Given instruction: Scan the data that follows and count the lines with the string "thqh"; answer with the count alone.

Stored rows:
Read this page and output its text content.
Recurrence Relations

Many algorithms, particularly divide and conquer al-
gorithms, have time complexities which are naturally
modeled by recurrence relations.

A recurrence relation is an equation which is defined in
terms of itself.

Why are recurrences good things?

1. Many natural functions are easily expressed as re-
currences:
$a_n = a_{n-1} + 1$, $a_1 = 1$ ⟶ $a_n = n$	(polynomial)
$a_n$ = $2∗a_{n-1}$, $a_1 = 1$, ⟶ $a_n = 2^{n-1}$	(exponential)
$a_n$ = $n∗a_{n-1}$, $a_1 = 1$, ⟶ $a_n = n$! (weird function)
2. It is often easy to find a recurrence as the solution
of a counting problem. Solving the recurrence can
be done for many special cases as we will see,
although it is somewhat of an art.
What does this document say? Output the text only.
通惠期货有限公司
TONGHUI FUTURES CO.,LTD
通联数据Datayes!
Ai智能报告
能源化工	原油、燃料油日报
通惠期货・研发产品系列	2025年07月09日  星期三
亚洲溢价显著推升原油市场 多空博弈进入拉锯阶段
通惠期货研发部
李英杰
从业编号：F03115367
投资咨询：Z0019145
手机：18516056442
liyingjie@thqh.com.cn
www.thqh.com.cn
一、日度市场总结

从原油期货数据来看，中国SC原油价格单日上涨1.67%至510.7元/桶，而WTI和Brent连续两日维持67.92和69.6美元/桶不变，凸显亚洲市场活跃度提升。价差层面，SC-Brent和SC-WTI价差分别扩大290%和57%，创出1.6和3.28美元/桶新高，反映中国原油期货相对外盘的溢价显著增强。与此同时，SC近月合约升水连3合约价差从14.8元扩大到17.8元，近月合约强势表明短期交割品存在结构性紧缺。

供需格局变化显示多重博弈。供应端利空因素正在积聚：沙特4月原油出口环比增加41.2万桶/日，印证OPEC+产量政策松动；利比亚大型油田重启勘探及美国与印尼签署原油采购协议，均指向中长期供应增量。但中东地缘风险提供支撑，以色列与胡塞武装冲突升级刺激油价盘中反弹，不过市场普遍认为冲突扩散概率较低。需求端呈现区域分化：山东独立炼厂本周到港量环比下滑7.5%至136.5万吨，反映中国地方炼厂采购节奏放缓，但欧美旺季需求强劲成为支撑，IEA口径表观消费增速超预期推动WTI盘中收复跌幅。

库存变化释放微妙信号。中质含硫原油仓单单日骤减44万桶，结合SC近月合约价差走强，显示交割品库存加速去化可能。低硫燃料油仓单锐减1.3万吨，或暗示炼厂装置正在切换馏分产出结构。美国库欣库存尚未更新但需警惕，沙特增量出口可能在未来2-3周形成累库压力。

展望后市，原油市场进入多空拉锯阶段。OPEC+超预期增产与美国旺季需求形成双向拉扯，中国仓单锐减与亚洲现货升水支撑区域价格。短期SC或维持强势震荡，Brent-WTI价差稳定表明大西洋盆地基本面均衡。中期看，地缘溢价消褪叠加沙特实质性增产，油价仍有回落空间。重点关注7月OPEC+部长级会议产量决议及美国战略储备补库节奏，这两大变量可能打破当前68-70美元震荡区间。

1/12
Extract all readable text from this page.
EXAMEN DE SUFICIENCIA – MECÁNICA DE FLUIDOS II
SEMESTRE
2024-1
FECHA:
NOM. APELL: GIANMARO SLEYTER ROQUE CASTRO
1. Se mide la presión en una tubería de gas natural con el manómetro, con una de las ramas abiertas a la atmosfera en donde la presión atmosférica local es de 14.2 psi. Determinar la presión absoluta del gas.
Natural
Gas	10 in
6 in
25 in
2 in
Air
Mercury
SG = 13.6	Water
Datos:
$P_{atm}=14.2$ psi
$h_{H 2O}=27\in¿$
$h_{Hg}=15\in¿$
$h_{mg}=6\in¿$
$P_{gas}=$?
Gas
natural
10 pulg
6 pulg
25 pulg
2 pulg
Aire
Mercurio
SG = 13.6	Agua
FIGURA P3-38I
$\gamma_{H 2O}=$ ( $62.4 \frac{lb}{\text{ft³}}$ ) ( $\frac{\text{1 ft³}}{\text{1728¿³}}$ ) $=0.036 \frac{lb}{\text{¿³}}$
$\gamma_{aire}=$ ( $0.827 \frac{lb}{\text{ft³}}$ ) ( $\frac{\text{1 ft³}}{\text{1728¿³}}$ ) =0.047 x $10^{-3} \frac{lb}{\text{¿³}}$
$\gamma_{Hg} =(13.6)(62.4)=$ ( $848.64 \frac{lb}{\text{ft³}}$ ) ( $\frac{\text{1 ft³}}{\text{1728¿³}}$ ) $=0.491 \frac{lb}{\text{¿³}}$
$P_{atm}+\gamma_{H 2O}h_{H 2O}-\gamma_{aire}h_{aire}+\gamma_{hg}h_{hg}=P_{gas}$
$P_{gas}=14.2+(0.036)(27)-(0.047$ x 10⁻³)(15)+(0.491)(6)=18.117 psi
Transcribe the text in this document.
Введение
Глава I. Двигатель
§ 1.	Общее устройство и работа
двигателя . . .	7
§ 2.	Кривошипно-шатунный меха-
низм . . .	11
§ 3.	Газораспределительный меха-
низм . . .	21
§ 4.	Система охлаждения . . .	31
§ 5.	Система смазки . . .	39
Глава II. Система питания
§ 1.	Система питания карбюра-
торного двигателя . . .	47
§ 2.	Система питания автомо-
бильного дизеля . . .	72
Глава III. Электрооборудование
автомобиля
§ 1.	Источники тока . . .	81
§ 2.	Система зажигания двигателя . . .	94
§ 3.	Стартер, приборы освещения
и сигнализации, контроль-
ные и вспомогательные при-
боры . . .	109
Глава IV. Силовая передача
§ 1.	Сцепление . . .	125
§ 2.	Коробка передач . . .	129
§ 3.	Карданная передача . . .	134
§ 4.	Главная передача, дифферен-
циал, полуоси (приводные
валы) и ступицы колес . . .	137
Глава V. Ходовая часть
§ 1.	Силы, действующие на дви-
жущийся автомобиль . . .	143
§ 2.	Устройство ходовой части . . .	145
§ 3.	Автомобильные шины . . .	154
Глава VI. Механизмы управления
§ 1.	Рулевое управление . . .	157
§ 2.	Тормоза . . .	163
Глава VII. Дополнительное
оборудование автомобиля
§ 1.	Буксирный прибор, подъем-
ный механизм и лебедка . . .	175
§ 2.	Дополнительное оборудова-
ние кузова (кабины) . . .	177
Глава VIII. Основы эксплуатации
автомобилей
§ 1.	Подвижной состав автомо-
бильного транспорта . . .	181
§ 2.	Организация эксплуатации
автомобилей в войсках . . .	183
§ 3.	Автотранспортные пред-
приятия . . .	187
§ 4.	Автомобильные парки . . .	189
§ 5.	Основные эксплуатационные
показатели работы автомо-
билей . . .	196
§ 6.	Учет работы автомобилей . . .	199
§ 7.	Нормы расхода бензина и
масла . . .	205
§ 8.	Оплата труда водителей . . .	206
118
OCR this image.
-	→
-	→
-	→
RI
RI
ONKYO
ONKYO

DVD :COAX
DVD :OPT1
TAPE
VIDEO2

Answer for this exercise: 2